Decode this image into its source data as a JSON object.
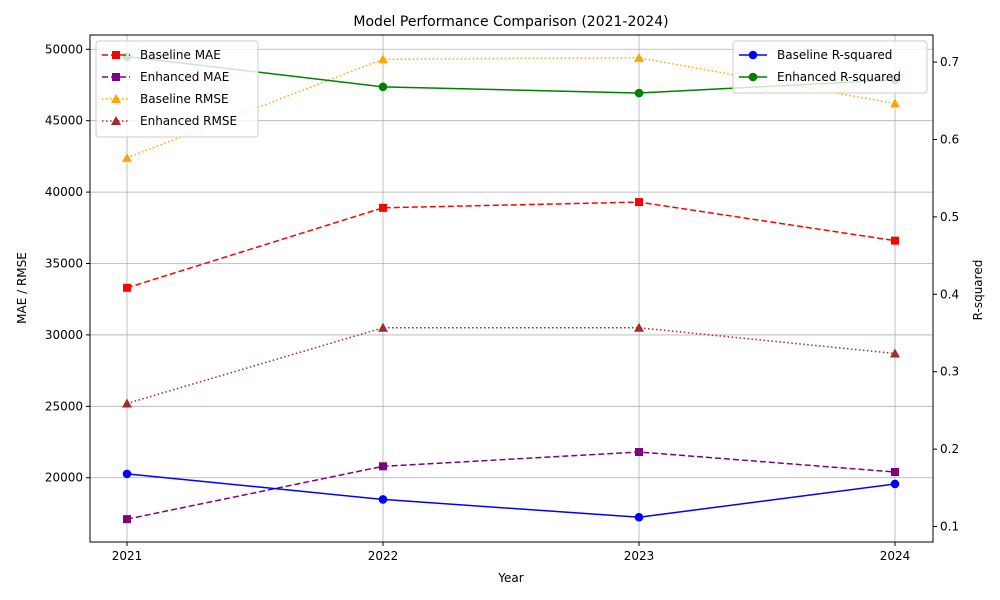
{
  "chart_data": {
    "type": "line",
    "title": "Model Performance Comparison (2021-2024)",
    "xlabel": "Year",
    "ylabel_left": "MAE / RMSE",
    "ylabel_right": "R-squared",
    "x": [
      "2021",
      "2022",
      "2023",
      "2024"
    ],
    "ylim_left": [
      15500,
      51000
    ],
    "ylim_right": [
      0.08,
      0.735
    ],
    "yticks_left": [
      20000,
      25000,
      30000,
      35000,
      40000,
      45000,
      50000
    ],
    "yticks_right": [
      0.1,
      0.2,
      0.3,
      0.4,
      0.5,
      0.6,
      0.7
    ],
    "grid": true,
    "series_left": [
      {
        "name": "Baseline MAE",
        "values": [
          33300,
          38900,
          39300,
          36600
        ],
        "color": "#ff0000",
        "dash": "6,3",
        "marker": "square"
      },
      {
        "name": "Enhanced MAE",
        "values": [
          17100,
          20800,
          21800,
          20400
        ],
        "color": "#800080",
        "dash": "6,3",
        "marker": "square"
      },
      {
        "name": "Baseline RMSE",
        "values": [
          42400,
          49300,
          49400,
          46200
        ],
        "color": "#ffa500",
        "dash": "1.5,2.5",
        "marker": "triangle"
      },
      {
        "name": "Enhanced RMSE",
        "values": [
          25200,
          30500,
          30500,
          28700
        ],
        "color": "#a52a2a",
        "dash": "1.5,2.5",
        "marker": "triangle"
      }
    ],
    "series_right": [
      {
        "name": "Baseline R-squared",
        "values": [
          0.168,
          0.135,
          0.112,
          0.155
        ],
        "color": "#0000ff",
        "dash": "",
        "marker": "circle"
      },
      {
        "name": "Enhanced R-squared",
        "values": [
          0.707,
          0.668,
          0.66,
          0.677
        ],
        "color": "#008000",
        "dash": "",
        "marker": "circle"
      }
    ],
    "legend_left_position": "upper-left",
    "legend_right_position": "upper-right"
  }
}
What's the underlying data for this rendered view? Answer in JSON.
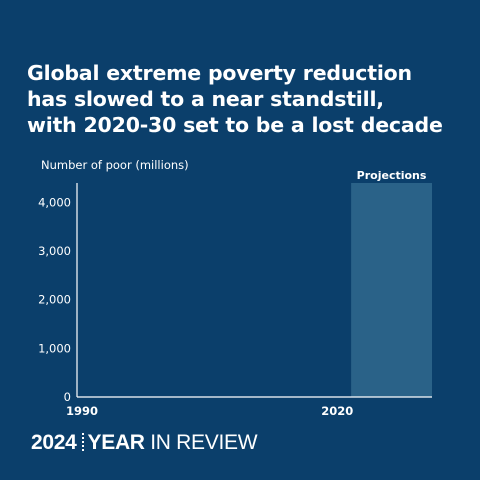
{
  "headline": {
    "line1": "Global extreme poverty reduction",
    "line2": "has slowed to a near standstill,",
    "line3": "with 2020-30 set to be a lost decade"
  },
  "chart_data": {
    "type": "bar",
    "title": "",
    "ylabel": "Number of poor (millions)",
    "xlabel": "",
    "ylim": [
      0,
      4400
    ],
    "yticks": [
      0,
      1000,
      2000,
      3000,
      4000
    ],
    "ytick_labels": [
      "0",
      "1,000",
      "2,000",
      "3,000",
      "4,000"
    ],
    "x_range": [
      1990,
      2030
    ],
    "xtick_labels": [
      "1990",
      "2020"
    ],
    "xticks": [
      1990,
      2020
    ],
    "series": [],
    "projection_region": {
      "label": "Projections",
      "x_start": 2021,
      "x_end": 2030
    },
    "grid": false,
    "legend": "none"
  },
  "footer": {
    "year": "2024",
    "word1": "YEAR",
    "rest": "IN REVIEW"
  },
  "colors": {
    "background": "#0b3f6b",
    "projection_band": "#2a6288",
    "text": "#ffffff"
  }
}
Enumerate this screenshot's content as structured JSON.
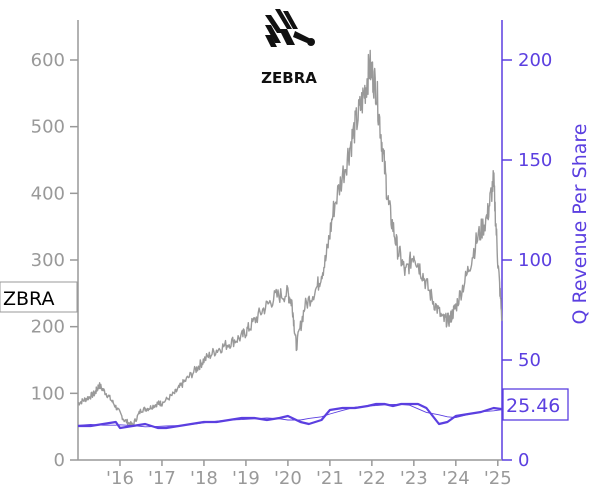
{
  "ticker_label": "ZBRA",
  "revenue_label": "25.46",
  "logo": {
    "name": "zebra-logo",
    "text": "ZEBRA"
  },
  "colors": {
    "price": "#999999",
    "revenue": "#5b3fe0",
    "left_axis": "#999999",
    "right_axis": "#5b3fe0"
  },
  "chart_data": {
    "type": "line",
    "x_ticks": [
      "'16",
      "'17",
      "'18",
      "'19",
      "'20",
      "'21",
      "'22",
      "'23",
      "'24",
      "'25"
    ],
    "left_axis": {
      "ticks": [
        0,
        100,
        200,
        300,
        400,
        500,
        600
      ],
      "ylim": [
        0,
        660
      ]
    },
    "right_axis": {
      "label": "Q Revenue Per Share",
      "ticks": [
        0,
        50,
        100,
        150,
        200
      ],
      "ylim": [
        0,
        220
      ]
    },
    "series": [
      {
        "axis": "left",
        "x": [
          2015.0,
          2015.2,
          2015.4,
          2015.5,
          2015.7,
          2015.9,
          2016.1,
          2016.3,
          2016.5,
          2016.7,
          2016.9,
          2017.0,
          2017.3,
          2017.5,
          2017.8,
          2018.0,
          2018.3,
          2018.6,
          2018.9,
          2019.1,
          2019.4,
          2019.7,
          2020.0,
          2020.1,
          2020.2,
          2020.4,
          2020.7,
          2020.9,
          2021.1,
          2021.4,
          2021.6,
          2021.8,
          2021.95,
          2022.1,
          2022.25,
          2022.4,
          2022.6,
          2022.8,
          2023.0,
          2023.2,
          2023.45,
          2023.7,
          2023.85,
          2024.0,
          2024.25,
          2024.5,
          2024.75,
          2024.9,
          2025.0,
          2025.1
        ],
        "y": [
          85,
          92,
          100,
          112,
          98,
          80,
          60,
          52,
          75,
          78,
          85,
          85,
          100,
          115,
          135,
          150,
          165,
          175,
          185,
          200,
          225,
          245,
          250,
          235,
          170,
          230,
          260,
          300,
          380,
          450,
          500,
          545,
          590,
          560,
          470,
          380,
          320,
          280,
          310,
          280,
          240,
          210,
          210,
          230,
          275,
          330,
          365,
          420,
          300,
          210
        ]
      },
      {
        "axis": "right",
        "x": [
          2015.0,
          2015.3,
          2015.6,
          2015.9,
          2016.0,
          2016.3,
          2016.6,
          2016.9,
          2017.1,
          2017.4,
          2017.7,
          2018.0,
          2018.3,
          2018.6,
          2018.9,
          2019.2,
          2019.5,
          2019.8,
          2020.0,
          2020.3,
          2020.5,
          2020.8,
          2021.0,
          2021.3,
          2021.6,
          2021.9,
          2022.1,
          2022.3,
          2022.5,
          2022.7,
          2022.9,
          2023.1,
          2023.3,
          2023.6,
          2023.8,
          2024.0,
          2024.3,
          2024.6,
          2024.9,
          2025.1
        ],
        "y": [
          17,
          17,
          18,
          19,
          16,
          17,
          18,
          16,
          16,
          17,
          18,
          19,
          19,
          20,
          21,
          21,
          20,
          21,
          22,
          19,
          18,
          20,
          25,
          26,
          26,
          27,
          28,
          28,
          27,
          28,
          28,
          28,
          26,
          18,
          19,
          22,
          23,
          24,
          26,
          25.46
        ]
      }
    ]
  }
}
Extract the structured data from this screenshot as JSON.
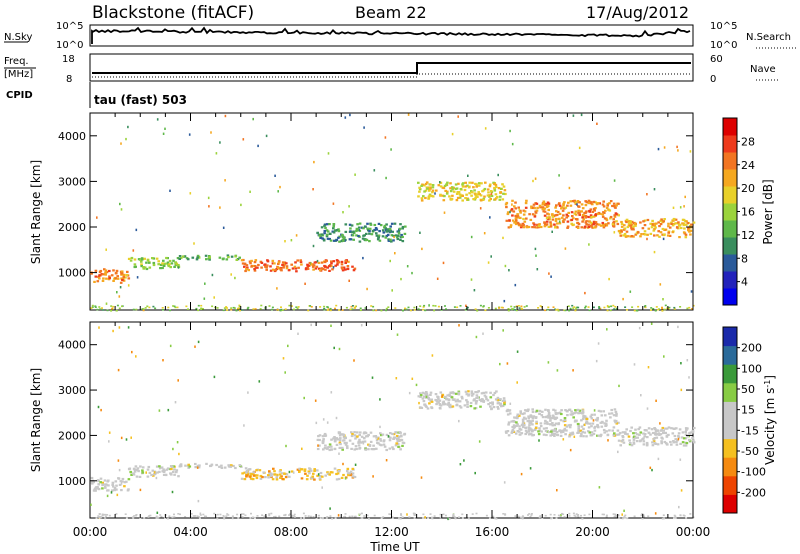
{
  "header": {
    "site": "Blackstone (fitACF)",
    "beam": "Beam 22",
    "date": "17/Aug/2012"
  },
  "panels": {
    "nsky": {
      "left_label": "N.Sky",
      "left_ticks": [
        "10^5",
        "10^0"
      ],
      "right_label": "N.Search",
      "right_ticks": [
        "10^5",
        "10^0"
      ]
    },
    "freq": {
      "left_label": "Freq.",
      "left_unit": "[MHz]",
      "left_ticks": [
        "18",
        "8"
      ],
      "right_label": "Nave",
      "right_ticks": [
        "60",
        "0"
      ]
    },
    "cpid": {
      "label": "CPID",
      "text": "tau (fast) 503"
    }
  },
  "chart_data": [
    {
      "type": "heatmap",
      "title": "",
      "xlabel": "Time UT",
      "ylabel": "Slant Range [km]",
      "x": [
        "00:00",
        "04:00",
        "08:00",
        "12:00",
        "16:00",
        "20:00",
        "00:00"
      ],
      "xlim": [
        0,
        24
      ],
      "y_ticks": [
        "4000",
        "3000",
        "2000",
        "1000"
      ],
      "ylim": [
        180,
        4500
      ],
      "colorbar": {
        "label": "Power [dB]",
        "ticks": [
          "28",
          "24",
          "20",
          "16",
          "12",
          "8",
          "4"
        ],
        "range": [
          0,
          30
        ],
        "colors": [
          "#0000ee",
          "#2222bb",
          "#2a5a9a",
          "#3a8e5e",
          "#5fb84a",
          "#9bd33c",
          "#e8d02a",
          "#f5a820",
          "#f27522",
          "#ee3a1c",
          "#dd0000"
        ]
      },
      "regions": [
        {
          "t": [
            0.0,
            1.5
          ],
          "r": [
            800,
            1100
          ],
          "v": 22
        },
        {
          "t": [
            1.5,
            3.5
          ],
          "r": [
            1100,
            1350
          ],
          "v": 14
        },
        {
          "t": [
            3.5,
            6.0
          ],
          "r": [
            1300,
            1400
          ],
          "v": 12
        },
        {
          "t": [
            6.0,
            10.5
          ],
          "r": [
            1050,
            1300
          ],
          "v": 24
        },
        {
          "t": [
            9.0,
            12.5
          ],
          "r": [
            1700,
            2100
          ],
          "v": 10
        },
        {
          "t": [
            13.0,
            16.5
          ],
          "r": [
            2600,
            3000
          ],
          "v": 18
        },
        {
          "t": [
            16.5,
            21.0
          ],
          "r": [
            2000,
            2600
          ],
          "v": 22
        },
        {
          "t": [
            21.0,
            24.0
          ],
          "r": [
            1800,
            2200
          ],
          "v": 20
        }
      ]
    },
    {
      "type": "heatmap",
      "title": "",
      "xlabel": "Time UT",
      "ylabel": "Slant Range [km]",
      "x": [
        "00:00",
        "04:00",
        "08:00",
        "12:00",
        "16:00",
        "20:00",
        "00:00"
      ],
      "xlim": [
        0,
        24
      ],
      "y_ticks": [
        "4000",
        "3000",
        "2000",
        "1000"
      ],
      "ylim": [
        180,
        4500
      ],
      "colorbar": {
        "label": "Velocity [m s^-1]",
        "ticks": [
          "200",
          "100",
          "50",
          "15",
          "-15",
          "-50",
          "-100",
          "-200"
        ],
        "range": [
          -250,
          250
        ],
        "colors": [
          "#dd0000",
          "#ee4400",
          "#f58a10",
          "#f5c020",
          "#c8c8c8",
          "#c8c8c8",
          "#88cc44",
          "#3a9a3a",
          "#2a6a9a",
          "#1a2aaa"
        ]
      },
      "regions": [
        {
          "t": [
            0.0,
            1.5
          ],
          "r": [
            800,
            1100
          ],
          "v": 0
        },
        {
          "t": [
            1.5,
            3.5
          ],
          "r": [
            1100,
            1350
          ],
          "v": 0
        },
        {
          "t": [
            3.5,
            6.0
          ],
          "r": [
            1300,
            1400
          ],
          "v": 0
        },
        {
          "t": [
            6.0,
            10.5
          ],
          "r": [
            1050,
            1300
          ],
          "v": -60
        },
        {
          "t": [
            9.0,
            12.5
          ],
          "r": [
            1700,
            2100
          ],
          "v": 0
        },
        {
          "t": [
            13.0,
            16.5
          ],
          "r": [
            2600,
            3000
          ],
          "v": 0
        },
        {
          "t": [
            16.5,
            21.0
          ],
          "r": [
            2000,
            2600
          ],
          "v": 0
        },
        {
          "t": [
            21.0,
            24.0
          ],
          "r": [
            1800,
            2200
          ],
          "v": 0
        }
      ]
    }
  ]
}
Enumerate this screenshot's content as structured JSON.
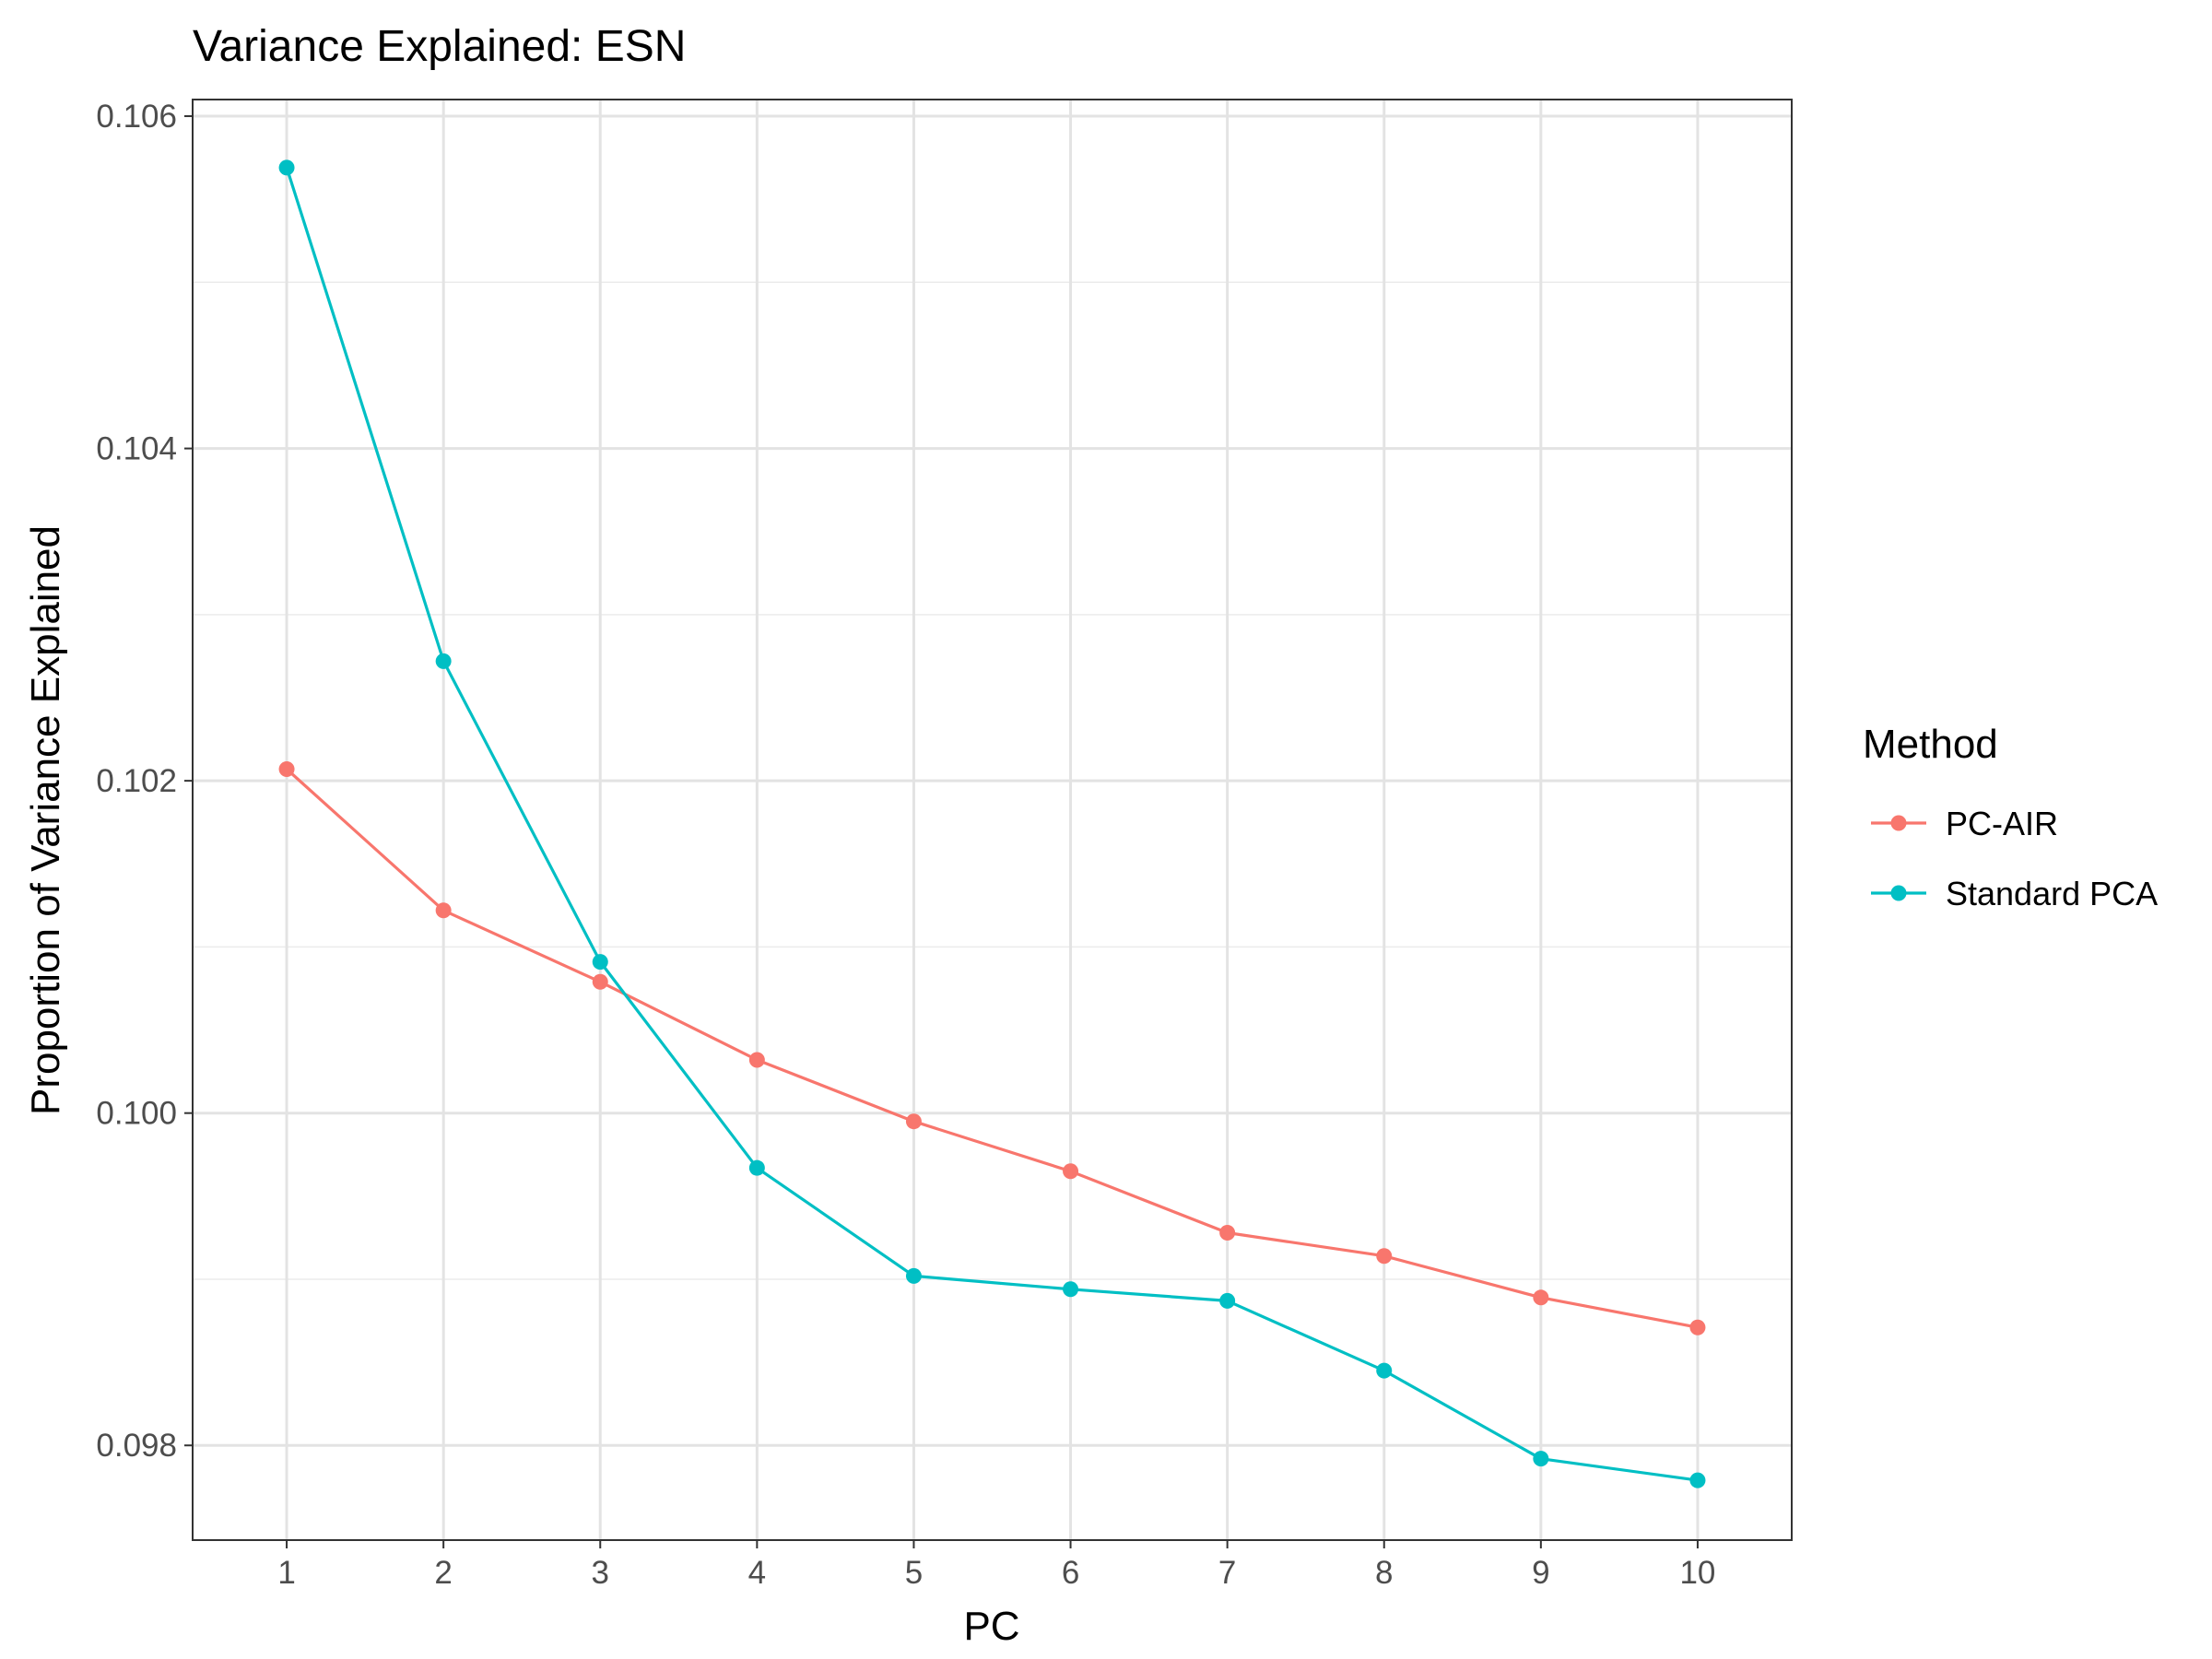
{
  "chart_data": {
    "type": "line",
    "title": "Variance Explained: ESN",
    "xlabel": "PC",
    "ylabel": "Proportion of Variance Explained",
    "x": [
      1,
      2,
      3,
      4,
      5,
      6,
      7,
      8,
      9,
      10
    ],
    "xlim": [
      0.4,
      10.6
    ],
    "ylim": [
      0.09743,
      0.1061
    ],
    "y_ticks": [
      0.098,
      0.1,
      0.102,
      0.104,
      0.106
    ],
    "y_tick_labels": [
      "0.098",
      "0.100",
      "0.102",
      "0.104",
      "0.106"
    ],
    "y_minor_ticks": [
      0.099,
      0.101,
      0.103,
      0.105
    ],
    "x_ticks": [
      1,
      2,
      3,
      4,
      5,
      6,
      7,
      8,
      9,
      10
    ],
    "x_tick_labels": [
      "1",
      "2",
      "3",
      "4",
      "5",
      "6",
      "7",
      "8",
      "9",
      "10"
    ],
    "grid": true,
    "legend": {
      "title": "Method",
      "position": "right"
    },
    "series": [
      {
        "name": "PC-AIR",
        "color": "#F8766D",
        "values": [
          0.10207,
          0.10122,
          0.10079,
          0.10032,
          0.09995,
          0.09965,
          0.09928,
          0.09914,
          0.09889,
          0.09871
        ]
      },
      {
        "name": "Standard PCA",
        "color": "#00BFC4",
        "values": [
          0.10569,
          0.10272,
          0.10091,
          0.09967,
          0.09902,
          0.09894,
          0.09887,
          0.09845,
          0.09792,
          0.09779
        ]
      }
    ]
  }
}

※

DO THIS » How many lines in the data contain the string "Variance"? Respond with the number only.

WRITTEN SOLUTION » 2